Esercizio
Restituisci il passo del testo del documento che va da "Già mi conforta, per" fino a "rispondere a Dio." incluso.

Testo del documento
━━━━

In questi giorni, voi riflettete sugli sforzi, che nel mondo si stanno compiendo allo scopo di sviluppare l’unità e la solidarietà fra i popoli. Giustamente vi domandate su quali valori debbano basarsi questi sforzi, per non cadere nel pericolo della retorica di parole vuote. E vi chiedete, nello stesso tempo, in nome di quali ideali sia possibile affratellare davvero culture e popoli tanto diversi come, ad esempio, quelli che vedo qui rappresentati da voi.

Già mi conforta, per questo, di scorgere nei vostri sguardi il desiderio di cercare in Cristo la rivelazione di ciò che dice all’uomo e di come l’uomo deve rispondere a Dio.

Ecco, carissimi, il punto centrale: dobbiamo guardare a Cristo, con tutta la nostra attenzione. Noi sappiamo che il disegno di Dio è di “ricapitolare in lui tutte le cose” (Ef 1,10), mediante la singolarità della sua persona e del suo destino salvifico di morte e di vita. Proprio in questi giorni, in cui riviviamo la sua beata Passione, tutto ciò diventa più evidente: Cristo ci si mostra, infatti, con fattezze ancora più simili a quelle della nostra debole natura di uomini. La Chiesa ci addita Gesù innalzato sulla Croce, “uomo dei dolori che ben conosce il patire” (Is 51,3), ma anche risuscitato dai morti, “sempre vivo per intercedere in nostro favore” (Eb 7,25).

Ecco, dunque, colui che il Papa vi invita a guardare: Cristo crocifisso per i nostri peccati e risorto per la nostra salvezza (cf. Rm 4,25), il quale diventa punto di convergenza universale e irresistibile: “Quando sarò elevato da terra, attirerò tutti a me” (Gv 12,32).

So che voi riponete la vostra speranza in quella Croce, diventata per noi tutti “vessillo regale” (Inno della Passione: “Vexilla Regis”). Continuate ad essere ogni giorno e in ogni circostanza impregnati della sapienza e della forza, che ci provengono soltanto dalla Croce pasquale di Cristo. Cercate di trarre da questa esperienza una sempre nuova energia purificatrice. La Croce è il punto di forza, sul quale far leva per un servizio all’uomo, così da trasmettere a tantissimi altri la gioia immensa di essere cristiani.

In questi giorni, mentre contemplo Cristo innalzato e inchiodato sulla Croce, torna spesso alla mia mente l’espressione con cui Sant’Agostino commenta il passo del Vangelo di Giovanni (S. Agostino, In Io., 119,2) appena ricordato: “Il legno della Croce al quale erano state confitte le membra del Morente, diventò la cattedra del Maestro che insegna”. Pensate: quale voce, quale maestro del pensiero può fondare l’unità fra gli uomini e le nazioni, se non Colui che, dando la propria vita, ha ottenuto per tutti noi l’adozione a figli dello stesso Padre? È proprio questa filiazione divina, conquistataci da Cristo sulla Croce e realizzata con l’invio del suo Spirito nei nostri cuori, l’unico fondamento solido e indistruttibile dell’unità di un’umanità redenta.

━━━━

Righe
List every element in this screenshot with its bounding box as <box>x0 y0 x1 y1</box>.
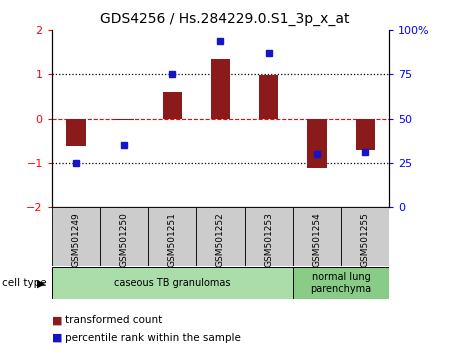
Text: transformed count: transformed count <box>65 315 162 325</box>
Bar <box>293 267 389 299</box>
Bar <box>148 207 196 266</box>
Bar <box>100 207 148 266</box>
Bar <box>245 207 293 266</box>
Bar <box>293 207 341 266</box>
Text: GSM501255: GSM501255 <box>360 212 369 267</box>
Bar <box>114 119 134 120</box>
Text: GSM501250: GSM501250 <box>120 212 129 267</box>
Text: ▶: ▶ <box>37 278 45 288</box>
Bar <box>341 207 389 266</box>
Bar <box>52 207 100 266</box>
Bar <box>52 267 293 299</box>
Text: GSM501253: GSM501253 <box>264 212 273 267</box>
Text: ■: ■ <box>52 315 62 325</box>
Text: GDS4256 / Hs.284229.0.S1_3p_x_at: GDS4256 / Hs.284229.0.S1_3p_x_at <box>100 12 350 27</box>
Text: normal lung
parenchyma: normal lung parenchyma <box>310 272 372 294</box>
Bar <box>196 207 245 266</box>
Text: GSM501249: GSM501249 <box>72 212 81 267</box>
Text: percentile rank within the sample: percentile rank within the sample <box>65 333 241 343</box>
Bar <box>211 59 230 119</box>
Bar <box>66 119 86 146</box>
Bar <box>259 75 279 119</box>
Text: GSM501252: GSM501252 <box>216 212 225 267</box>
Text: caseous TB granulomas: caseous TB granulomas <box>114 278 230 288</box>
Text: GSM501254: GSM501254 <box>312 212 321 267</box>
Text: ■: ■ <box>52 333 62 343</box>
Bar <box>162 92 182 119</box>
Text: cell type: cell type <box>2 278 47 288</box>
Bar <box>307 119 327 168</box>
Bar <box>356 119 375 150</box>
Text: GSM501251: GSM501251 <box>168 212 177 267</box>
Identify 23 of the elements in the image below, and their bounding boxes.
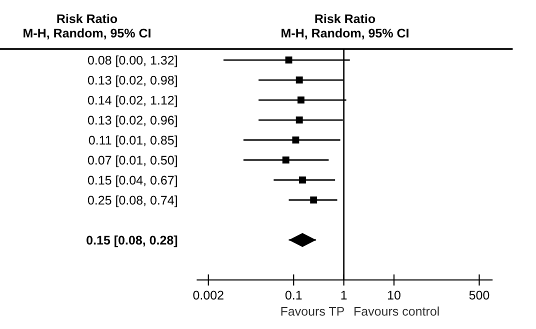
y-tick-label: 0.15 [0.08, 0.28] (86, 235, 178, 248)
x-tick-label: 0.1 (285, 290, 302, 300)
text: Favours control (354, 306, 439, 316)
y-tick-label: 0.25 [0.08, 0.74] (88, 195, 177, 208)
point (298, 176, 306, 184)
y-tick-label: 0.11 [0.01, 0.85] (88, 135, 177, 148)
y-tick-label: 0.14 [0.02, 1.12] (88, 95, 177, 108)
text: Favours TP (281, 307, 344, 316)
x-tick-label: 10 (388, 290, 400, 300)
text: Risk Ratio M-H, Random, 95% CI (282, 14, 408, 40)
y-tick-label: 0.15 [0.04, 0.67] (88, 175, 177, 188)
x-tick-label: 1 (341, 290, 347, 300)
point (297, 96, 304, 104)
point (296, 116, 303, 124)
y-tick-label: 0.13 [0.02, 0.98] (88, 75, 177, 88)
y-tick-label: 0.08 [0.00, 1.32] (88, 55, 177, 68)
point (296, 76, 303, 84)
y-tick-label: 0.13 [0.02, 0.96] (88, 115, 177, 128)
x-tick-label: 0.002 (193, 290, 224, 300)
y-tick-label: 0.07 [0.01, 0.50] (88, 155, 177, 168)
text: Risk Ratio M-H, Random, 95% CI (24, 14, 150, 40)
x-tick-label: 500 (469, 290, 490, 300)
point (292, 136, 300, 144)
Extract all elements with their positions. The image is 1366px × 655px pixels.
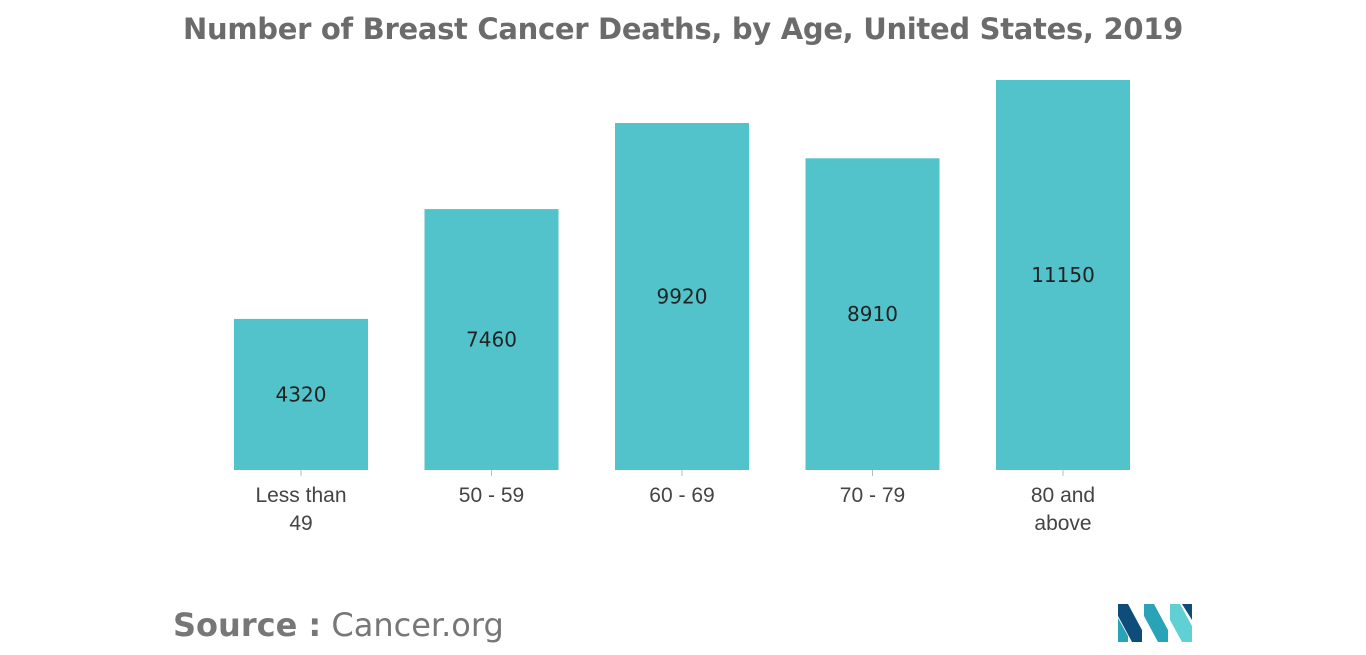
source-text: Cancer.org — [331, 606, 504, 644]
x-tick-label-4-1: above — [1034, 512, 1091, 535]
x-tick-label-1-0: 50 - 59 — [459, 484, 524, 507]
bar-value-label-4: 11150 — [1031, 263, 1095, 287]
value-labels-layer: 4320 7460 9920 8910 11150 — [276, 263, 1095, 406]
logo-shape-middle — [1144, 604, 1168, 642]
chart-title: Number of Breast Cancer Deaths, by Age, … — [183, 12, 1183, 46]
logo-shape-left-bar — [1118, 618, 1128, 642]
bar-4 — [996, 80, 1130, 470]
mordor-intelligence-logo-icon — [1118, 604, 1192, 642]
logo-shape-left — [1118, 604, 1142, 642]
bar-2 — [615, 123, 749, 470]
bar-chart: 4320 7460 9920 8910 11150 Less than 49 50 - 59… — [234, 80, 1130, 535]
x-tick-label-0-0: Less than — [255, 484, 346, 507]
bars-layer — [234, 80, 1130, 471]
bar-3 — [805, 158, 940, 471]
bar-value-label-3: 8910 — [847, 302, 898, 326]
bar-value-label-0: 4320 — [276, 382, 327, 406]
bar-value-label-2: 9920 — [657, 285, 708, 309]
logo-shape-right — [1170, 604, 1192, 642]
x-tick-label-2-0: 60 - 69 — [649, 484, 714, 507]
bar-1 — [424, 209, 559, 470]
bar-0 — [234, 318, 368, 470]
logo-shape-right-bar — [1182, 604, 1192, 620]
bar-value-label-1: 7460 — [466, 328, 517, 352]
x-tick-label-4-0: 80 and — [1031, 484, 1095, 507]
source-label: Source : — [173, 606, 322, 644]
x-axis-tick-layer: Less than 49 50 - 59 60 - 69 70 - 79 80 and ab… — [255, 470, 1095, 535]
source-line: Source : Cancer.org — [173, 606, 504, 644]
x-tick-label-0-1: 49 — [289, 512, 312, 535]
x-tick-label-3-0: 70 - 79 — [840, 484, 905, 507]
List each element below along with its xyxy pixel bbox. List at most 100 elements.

━━━━

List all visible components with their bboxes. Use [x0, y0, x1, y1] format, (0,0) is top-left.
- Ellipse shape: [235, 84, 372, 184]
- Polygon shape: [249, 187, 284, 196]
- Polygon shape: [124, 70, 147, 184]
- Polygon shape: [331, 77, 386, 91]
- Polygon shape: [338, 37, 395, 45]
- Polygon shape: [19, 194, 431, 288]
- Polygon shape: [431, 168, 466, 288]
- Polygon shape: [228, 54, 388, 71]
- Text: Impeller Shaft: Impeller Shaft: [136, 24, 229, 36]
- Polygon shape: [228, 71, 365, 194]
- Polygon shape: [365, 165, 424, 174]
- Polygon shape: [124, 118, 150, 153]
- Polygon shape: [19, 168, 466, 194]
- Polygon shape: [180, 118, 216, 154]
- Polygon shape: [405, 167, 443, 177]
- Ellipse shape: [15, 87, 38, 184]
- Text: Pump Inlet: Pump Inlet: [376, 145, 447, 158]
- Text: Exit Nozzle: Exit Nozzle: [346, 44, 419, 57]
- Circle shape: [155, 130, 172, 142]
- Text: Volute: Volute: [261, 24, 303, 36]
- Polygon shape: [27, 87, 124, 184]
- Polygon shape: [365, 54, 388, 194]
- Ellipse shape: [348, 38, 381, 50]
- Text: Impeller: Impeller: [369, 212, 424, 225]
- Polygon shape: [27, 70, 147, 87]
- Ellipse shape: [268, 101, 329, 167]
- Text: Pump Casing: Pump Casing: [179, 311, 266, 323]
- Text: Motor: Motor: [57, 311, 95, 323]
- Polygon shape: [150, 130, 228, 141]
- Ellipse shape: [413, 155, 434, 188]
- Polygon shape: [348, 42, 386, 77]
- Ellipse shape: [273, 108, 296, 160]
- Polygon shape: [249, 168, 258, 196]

━━━━

Risposta completa
Già mi conforta, per questo, di scorgere nei vostri sguardi il desiderio di cercare in Cristo la rivelazione di ciò che dice all’uomo e di come l’uomo deve rispondere a Dio.